** begin Supplied entries **

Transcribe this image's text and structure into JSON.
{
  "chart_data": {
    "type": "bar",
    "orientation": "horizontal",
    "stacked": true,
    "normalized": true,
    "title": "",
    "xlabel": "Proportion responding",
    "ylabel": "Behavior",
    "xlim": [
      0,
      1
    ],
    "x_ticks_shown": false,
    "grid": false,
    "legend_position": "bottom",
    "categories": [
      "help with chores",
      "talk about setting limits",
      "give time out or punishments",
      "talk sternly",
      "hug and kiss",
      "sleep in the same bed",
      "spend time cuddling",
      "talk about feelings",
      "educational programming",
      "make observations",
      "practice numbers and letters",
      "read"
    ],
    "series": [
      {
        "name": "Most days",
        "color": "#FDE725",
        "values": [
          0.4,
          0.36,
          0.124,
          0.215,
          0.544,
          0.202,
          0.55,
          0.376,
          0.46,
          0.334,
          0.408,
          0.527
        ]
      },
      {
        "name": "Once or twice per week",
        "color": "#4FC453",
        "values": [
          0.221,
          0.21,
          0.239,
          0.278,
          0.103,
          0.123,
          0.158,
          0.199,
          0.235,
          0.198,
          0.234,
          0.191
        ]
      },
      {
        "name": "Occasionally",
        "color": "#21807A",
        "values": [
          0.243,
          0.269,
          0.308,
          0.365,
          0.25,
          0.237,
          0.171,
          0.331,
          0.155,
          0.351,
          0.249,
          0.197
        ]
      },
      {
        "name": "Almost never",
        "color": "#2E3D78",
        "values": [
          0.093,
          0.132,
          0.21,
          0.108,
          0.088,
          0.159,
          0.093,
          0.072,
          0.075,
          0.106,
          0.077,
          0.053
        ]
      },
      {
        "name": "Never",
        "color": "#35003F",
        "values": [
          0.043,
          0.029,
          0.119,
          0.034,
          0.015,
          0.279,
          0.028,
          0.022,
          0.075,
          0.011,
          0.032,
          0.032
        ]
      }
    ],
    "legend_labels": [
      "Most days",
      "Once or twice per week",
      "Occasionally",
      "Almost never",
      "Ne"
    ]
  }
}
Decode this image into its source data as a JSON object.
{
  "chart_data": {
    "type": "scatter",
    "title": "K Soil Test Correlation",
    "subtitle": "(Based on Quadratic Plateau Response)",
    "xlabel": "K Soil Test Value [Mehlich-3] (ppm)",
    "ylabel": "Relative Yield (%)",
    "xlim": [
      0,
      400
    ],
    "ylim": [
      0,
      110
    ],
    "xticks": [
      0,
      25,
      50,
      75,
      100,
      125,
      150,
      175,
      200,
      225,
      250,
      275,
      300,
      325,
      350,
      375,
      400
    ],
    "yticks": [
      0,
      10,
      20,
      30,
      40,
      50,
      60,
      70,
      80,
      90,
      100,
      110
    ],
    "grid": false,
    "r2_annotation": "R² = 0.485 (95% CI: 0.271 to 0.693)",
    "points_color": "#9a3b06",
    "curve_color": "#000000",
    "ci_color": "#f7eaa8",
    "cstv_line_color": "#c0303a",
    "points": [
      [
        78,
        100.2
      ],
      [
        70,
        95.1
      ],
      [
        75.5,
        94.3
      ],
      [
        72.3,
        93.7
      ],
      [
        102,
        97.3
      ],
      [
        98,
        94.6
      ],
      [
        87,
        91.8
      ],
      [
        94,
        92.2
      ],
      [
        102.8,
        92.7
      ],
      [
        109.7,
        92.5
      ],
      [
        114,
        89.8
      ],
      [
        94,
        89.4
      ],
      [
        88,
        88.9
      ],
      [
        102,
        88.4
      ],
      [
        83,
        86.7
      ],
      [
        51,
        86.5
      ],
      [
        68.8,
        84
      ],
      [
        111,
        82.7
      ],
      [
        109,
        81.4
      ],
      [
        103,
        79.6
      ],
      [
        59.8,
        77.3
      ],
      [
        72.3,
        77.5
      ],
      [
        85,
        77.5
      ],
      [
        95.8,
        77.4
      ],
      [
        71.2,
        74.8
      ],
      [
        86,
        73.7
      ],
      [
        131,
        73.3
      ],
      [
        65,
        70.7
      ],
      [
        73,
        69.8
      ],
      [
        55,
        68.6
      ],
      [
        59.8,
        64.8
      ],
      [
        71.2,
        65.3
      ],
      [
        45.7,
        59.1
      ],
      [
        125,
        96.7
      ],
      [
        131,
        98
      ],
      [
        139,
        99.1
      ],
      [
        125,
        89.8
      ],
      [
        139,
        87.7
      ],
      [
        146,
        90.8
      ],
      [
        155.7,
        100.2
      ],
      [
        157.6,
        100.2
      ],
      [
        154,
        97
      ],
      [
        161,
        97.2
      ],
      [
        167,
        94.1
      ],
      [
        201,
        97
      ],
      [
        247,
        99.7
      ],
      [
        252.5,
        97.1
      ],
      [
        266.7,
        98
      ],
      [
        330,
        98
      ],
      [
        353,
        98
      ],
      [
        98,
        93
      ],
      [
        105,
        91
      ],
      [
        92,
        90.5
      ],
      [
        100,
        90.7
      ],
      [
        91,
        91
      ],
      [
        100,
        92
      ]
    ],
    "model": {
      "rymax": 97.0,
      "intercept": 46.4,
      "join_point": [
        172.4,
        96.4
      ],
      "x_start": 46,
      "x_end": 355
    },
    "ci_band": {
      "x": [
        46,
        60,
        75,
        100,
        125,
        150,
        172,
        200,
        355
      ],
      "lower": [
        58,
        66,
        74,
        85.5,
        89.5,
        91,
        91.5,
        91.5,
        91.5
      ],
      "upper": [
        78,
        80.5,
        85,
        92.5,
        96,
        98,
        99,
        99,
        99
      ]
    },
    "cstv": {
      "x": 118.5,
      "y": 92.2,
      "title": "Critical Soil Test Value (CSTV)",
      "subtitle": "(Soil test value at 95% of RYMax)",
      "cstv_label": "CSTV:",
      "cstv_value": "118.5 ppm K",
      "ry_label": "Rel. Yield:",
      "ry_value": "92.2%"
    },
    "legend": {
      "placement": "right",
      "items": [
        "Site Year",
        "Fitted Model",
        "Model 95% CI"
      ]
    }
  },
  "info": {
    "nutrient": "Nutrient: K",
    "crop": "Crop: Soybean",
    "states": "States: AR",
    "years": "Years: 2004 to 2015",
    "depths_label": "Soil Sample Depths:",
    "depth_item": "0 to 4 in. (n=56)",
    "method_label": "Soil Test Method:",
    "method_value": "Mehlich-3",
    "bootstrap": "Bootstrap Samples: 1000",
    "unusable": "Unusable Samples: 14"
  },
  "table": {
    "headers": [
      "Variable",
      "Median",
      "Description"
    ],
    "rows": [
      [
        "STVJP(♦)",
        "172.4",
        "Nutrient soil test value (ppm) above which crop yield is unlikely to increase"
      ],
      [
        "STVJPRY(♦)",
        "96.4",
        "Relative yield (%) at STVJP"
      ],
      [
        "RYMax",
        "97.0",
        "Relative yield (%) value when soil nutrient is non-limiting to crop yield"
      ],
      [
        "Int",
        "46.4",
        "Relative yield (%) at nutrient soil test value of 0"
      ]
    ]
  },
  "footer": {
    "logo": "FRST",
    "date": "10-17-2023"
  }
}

** end Supplied entries **

Reproduce the material above exactly; please quote every line of it.

Response to the task |
Transcribe this image's text and structure into JSON.
{
  "chart_data": {
    "type": "bar",
    "orientation": "horizontal",
    "stacked": true,
    "normalized": true,
    "title": "",
    "xlabel": "Proportion responding",
    "ylabel": "Behavior",
    "xlim": [
      0,
      1
    ],
    "x_ticks_shown": false,
    "grid": false,
    "legend_position": "bottom",
    "categories": [
      "help with chores",
      "talk about setting limits",
      "give time out or punishments",
      "talk sternly",
      "hug and kiss",
      "sleep in the same bed",
      "spend time cuddling",
      "talk about feelings",
      "educational programming",
      "make observations",
      "practice numbers and letters",
      "read"
    ],
    "series": [
      {
        "name": "Most days",
        "color": "#FDE725",
        "values": [
          0.4,
          0.36,
          0.124,
          0.215,
          0.544,
          0.202,
          0.55,
          0.376,
          0.46,
          0.334,
          0.408,
          0.527
        ]
      },
      {
        "name": "Once or twice per week",
        "color": "#4FC453",
        "values": [
          0.221,
          0.21,
          0.239,
          0.278,
          0.103,
          0.123,
          0.158,
          0.199,
          0.235,
          0.198,
          0.234,
          0.191
        ]
      },
      {
        "name": "Occasionally",
        "color": "#21807A",
        "values": [
          0.243,
          0.269,
          0.308,
          0.365,
          0.25,
          0.237,
          0.171,
          0.331,
          0.155,
          0.351,
          0.249,
          0.197
        ]
      },
      {
        "name": "Almost never",
        "color": "#2E3D78",
        "values": [
          0.093,
          0.132,
          0.21,
          0.108,
          0.088,
          0.159,
          0.093,
          0.072,
          0.075,
          0.106,
          0.077,
          0.053
        ]
      },
      {
        "name": "Never",
        "color": "#35003F",
        "values": [
          0.043,
          0.029,
          0.119,
          0.034,
          0.015,
          0.279,
          0.028,
          0.022,
          0.075,
          0.011,
          0.032,
          0.032
        ]
      }
    ],
    "legend_labels": [
      "Most days",
      "Once or twice per week",
      "Occasionally",
      "Almost never",
      "Ne"
    ]
  }
}
Decode this image into its source data as a JSON object.
{
  "chart_data": {
    "type": "scatter",
    "title": "K Soil Test Correlation",
    "subtitle": "(Based on Quadratic Plateau Response)",
    "xlabel": "K Soil Test Value [Mehlich-3] (ppm)",
    "ylabel": "Relative Yield (%)",
    "xlim": [
      0,
      400
    ],
    "ylim": [
      0,
      110
    ],
    "xticks": [
      0,
      25,
      50,
      75,
      100,
      125,
      150,
      175,
      200,
      225,
      250,
      275,
      300,
      325,
      350,
      375,
      400
    ],
    "yticks": [
      0,
      10,
      20,
      30,
      40,
      50,
      60,
      70,
      80,
      90,
      100,
      110
    ],
    "grid": false,
    "r2_annotation": "R² = 0.485 (95% CI: 0.271 to 0.693)",
    "points_color": "#9a3b06",
    "curve_color": "#000000",
    "ci_color": "#f7eaa8",
    "cstv_line_color": "#c0303a",
    "points": [
      [
        78,
        100.2
      ],
      [
        70,
        95.1
      ],
      [
        75.5,
        94.3
      ],
      [
        72.3,
        93.7
      ],
      [
        102,
        97.3
      ],
      [
        98,
        94.6
      ],
      [
        87,
        91.8
      ],
      [
        94,
        92.2
      ],
      [
        102.8,
        92.7
      ],
      [
        109.7,
        92.5
      ],
      [
        114,
        89.8
      ],
      [
        94,
        89.4
      ],
      [
        88,
        88.9
      ],
      [
        102,
        88.4
      ],
      [
        83,
        86.7
      ],
      [
        51,
        86.5
      ],
      [
        68.8,
        84
      ],
      [
        111,
        82.7
      ],
      [
        109,
        81.4
      ],
      [
        103,
        79.6
      ],
      [
        59.8,
        77.3
      ],
      [
        72.3,
        77.5
      ],
      [
        85,
        77.5
      ],
      [
        95.8,
        77.4
      ],
      [
        71.2,
        74.8
      ],
      [
        86,
        73.7
      ],
      [
        131,
        73.3
      ],
      [
        65,
        70.7
      ],
      [
        73,
        69.8
      ],
      [
        55,
        68.6
      ],
      [
        59.8,
        64.8
      ],
      [
        71.2,
        65.3
      ],
      [
        45.7,
        59.1
      ],
      [
        125,
        96.7
      ],
      [
        131,
        98
      ],
      [
        139,
        99.1
      ],
      [
        125,
        89.8
      ],
      [
        139,
        87.7
      ],
      [
        146,
        90.8
      ],
      [
        155.7,
        100.2
      ],
      [
        157.6,
        100.2
      ],
      [
        154,
        97
      ],
      [
        161,
        97.2
      ],
      [
        167,
        94.1
      ],
      [
        201,
        97
      ],
      [
        247,
        99.7
      ],
      [
        252.5,
        97.1
      ],
      [
        266.7,
        98
      ],
      [
        330,
        98
      ],
      [
        353,
        98
      ],
      [
        98,
        93
      ],
      [
        105,
        91
      ],
      [
        92,
        90.5
      ],
      [
        100,
        90.7
      ],
      [
        91,
        91
      ],
      [
        100,
        92
      ]
    ],
    "model": {
      "rymax": 97.0,
      "intercept": 46.4,
      "join_point": [
        172.4,
        96.4
      ],
      "x_start": 46,
      "x_end": 355
    },
    "ci_band": {
      "x": [
        46,
        60,
        75,
        100,
        125,
        150,
        172,
        200,
        355
      ],
      "lower": [
        58,
        66,
        74,
        85.5,
        89.5,
        91,
        91.5,
        91.5,
        91.5
      ],
      "upper": [
        78,
        80.5,
        85,
        92.5,
        96,
        98,
        99,
        99,
        99
      ]
    },
    "cstv": {
      "x": 118.5,
      "y": 92.2,
      "title": "Critical Soil Test Value (CSTV)",
      "subtitle": "(Soil test value at 95% of RYMax)",
      "cstv_label": "CSTV:",
      "cstv_value": "118.5 ppm K",
      "ry_label": "Rel. Yield:",
      "ry_value": "92.2%"
    },
    "legend": {
      "placement": "right",
      "items": [
        "Site Year",
        "Fitted Model",
        "Model 95% CI"
      ]
    }
  },
  "info": {
    "nutrient": "Nutrient: K",
    "crop": "Crop: Soybean",
    "states": "States: AR",
    "years": "Years: 2004 to 2015",
    "depths_label": "Soil Sample Depths:",
    "depth_item": "0 to 4 in. (n=56)",
    "method_label": "Soil Test Method:",
    "method_value": "Mehlich-3",
    "bootstrap": "Bootstrap Samples: 1000",
    "unusable": "Unusable Samples: 14"
  },
  "table": {
    "headers": [
      "Variable",
      "Median",
      "Description"
    ],
    "rows": [
      [
        "STVJP(♦)",
        "172.4",
        "Nutrient soil test value (ppm) above which crop yield is unlikely to increase"
      ],
      [
        "STVJPRY(♦)",
        "96.4",
        "Relative yield (%) at STVJP"
      ],
      [
        "RYMax",
        "97.0",
        "Relative yield (%) value when soil nutrient is non-limiting to crop yield"
      ],
      [
        "Int",
        "46.4",
        "Relative yield (%) at nutrient soil test value of 0"
      ]
    ]
  },
  "footer": {
    "logo": "FRST",
    "date": "10-17-2023"
  }
}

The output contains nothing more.